--- BEGIN Provided information ---

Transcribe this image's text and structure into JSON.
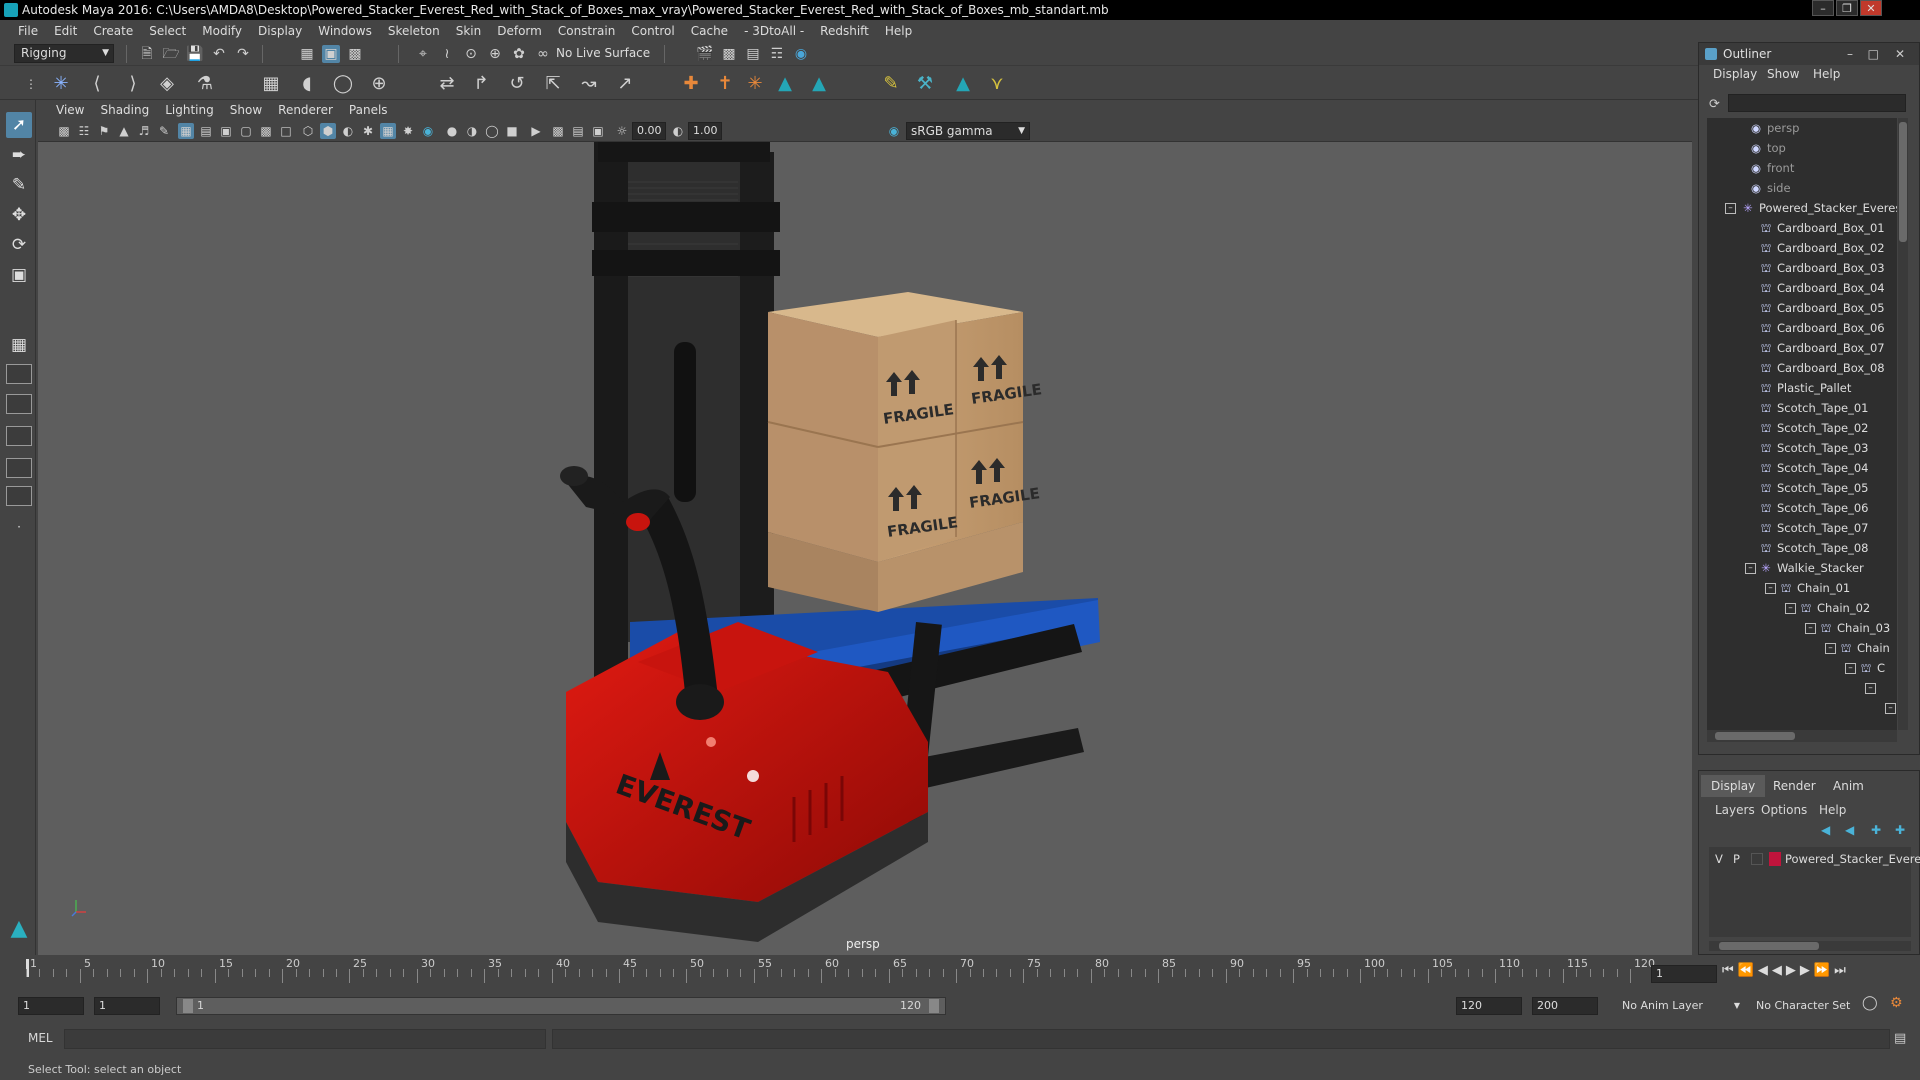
{
  "window": {
    "title": "Autodesk Maya 2016: C:\\Users\\AMDA8\\Desktop\\Powered_Stacker_Everest_Red_with_Stack_of_Boxes_max_vray\\Powered_Stacker_Everest_Red_with_Stack_of_Boxes_mb_standart.mb"
  },
  "menubar": [
    "File",
    "Edit",
    "Create",
    "Select",
    "Modify",
    "Display",
    "Windows",
    "Skeleton",
    "Skin",
    "Deform",
    "Constrain",
    "Control",
    "Cache",
    "- 3DtoAll -",
    "Redshift",
    "Help"
  ],
  "statusline": {
    "menuset": "Rigging",
    "live_surface": "No Live Surface"
  },
  "viewport": {
    "menus": [
      "View",
      "Shading",
      "Lighting",
      "Show",
      "Renderer",
      "Panels"
    ],
    "exposure": "0.00",
    "gamma": "1.00",
    "colorspace": "sRGB gamma",
    "camera_label": "persp",
    "scene_text": {
      "box_label": "FRAGILE",
      "brand": "EVEREST"
    }
  },
  "outliner": {
    "title": "Outliner",
    "menus": [
      "Display",
      "Show",
      "Help"
    ],
    "cameras": [
      "persp",
      "top",
      "front",
      "side"
    ],
    "root": "Powered_Stacker_Everest",
    "children": [
      "Cardboard_Box_01",
      "Cardboard_Box_02",
      "Cardboard_Box_03",
      "Cardboard_Box_04",
      "Cardboard_Box_05",
      "Cardboard_Box_06",
      "Cardboard_Box_07",
      "Cardboard_Box_08",
      "Plastic_Pallet",
      "Scotch_Tape_01",
      "Scotch_Tape_02",
      "Scotch_Tape_03",
      "Scotch_Tape_04",
      "Scotch_Tape_05",
      "Scotch_Tape_06",
      "Scotch_Tape_07",
      "Scotch_Tape_08"
    ],
    "walkie": "Walkie_Stacker",
    "chain": [
      "Chain_01",
      "Chain_02",
      "Chain_03",
      "Chain",
      "C"
    ]
  },
  "layers": {
    "tabs": [
      "Display",
      "Render",
      "Anim"
    ],
    "menus": [
      "Layers",
      "Options",
      "Help"
    ],
    "layer_v": "V",
    "layer_p": "P",
    "layer_name": "Powered_Stacker_Everest",
    "layer_color": "#c0143c"
  },
  "timeline": {
    "ticks": [
      "1",
      "5",
      "10",
      "15",
      "20",
      "25",
      "30",
      "35",
      "40",
      "45",
      "50",
      "55",
      "60",
      "65",
      "70",
      "75",
      "80",
      "85",
      "90",
      "95",
      "100",
      "105",
      "110",
      "115",
      "120"
    ],
    "current_frame": "1"
  },
  "range": {
    "start": "1",
    "start2": "1",
    "slider_start": "1",
    "slider_end": "120",
    "end": "120",
    "end2": "200",
    "anim_layer": "No Anim Layer",
    "character_set": "No Character Set"
  },
  "cmdline": {
    "label": "MEL"
  },
  "helpline": {
    "text": "Select Tool: select an object"
  }
}
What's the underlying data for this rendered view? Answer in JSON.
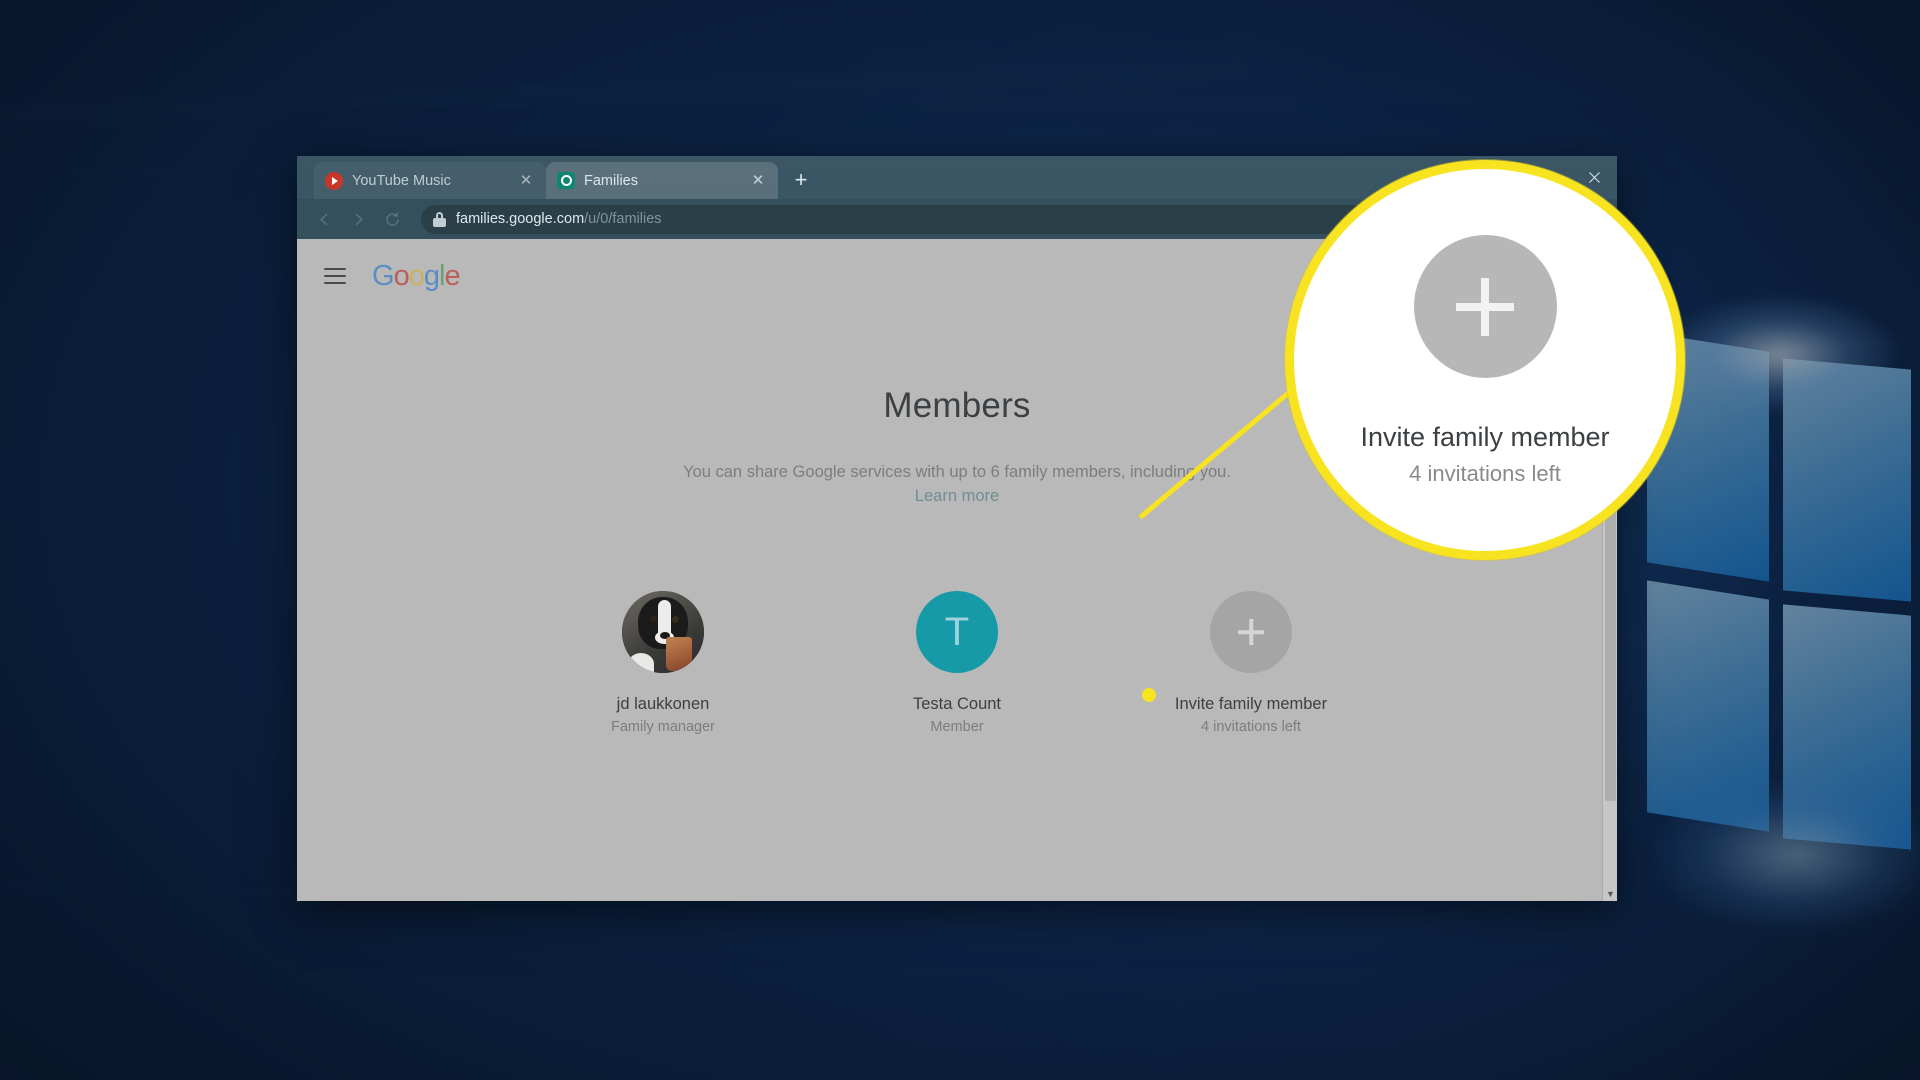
{
  "desktop": {
    "wallpaper_name": "windows-logo-wallpaper"
  },
  "browser": {
    "tabs": [
      {
        "title": "YouTube Music",
        "favicon": "youtube-music-icon",
        "active": false,
        "close_label": "✕"
      },
      {
        "title": "Families",
        "favicon": "google-families-icon",
        "active": true,
        "close_label": "✕"
      }
    ],
    "new_tab_label": "+",
    "window_controls": {
      "minimize": "minimize-icon",
      "maximize": "maximize-icon",
      "close": "close-icon"
    },
    "nav": {
      "back": "back-arrow-icon",
      "forward": "forward-arrow-icon",
      "reload": "reload-icon"
    },
    "omnibox": {
      "security_icon": "lock-icon",
      "host": "families.google.com",
      "path": "/u/0/families",
      "bookmark_icon": "☆"
    }
  },
  "page": {
    "header": {
      "menu_icon": "hamburger-menu-icon",
      "logo_letters": [
        "G",
        "o",
        "o",
        "g",
        "l",
        "e"
      ]
    },
    "title": "Members",
    "subtitle": "You can share Google services with up to 6 family members, including you.",
    "learn_more": "Learn more",
    "members": [
      {
        "name": "jd laukkonen",
        "role": "Family manager",
        "avatar_type": "photo"
      },
      {
        "name": "Testa Count",
        "role": "Member",
        "avatar_type": "letter",
        "initial": "T",
        "color": "#179aa8"
      },
      {
        "name": "Invite family member",
        "role": "4 invitations left",
        "avatar_type": "plus",
        "color": "#a5a5a5"
      }
    ],
    "scrollbar": {
      "down_arrow": "▼"
    }
  },
  "callout": {
    "highlight_color": "#f7e320",
    "magnified": {
      "icon": "plus-icon",
      "title": "Invite family member",
      "subtitle": "4 invitations left"
    }
  }
}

--- END Provided information ---

Exercise:
Pictures in the records above are not copied; print everything else exactly.

Exercise result:
Transcribe this image's text and structure into JSON.
{
  "window": {
    "title": "Autodesk Maya 2016: C:\\Users\\AMDA8\\Desktop\\Powered_Stacker_Everest_Red_with_Stack_of_Boxes_max_vray\\Powered_Stacker_Everest_Red_with_Stack_of_Boxes_mb_standart.mb"
  },
  "menubar": [
    "File",
    "Edit",
    "Create",
    "Select",
    "Modify",
    "Display",
    "Windows",
    "Skeleton",
    "Skin",
    "Deform",
    "Constrain",
    "Control",
    "Cache",
    "- 3DtoAll -",
    "Redshift",
    "Help"
  ],
  "statusline": {
    "menuset": "Rigging",
    "live_surface": "No Live Surface"
  },
  "viewport": {
    "menus": [
      "View",
      "Shading",
      "Lighting",
      "Show",
      "Renderer",
      "Panels"
    ],
    "exposure": "0.00",
    "gamma": "1.00",
    "colorspace": "sRGB gamma",
    "camera_label": "persp",
    "scene_text": {
      "box_label": "FRAGILE",
      "brand": "EVEREST"
    }
  },
  "outliner": {
    "title": "Outliner",
    "menus": [
      "Display",
      "Show",
      "Help"
    ],
    "cameras": [
      "persp",
      "top",
      "front",
      "side"
    ],
    "root": "Powered_Stacker_Everest",
    "children": [
      "Cardboard_Box_01",
      "Cardboard_Box_02",
      "Cardboard_Box_03",
      "Cardboard_Box_04",
      "Cardboard_Box_05",
      "Cardboard_Box_06",
      "Cardboard_Box_07",
      "Cardboard_Box_08",
      "Plastic_Pallet",
      "Scotch_Tape_01",
      "Scotch_Tape_02",
      "Scotch_Tape_03",
      "Scotch_Tape_04",
      "Scotch_Tape_05",
      "Scotch_Tape_06",
      "Scotch_Tape_07",
      "Scotch_Tape_08"
    ],
    "walkie": "Walkie_Stacker",
    "chain": [
      "Chain_01",
      "Chain_02",
      "Chain_03",
      "Chain",
      "C"
    ]
  },
  "layers": {
    "tabs": [
      "Display",
      "Render",
      "Anim"
    ],
    "menus": [
      "Layers",
      "Options",
      "Help"
    ],
    "layer_v": "V",
    "layer_p": "P",
    "layer_name": "Powered_Stacker_Everest",
    "layer_color": "#c0143c"
  },
  "timeline": {
    "ticks": [
      "1",
      "5",
      "10",
      "15",
      "20",
      "25",
      "30",
      "35",
      "40",
      "45",
      "50",
      "55",
      "60",
      "65",
      "70",
      "75",
      "80",
      "85",
      "90",
      "95",
      "100",
      "105",
      "110",
      "115",
      "120"
    ],
    "current_frame": "1"
  },
  "range": {
    "start": "1",
    "start2": "1",
    "slider_start": "1",
    "slider_end": "120",
    "end": "120",
    "end2": "200",
    "anim_layer": "No Anim Layer",
    "character_set": "No Character Set"
  },
  "cmdline": {
    "label": "MEL"
  },
  "helpline": {
    "text": "Select Tool: select an object"
  }
}
What's the underlying data for this rendered view? Answer in JSON.
{
  "desktop": {
    "wallpaper_name": "windows-logo-wallpaper"
  },
  "browser": {
    "tabs": [
      {
        "title": "YouTube Music",
        "favicon": "youtube-music-icon",
        "active": false,
        "close_label": "✕"
      },
      {
        "title": "Families",
        "favicon": "google-families-icon",
        "active": true,
        "close_label": "✕"
      }
    ],
    "new_tab_label": "+",
    "window_controls": {
      "minimize": "minimize-icon",
      "maximize": "maximize-icon",
      "close": "close-icon"
    },
    "nav": {
      "back": "back-arrow-icon",
      "forward": "forward-arrow-icon",
      "reload": "reload-icon"
    },
    "omnibox": {
      "security_icon": "lock-icon",
      "host": "families.google.com",
      "path": "/u/0/families",
      "bookmark_icon": "☆"
    }
  },
  "page": {
    "header": {
      "menu_icon": "hamburger-menu-icon",
      "logo_letters": [
        "G",
        "o",
        "o",
        "g",
        "l",
        "e"
      ]
    },
    "title": "Members",
    "subtitle": "You can share Google services with up to 6 family members, including you.",
    "learn_more": "Learn more",
    "members": [
      {
        "name": "jd laukkonen",
        "role": "Family manager",
        "avatar_type": "photo"
      },
      {
        "name": "Testa Count",
        "role": "Member",
        "avatar_type": "letter",
        "initial": "T",
        "color": "#179aa8"
      },
      {
        "name": "Invite family member",
        "role": "4 invitations left",
        "avatar_type": "plus",
        "color": "#a5a5a5"
      }
    ],
    "scrollbar": {
      "down_arrow": "▼"
    }
  },
  "callout": {
    "highlight_color": "#f7e320",
    "magnified": {
      "icon": "plus-icon",
      "title": "Invite family member",
      "subtitle": "4 invitations left"
    }
  }
}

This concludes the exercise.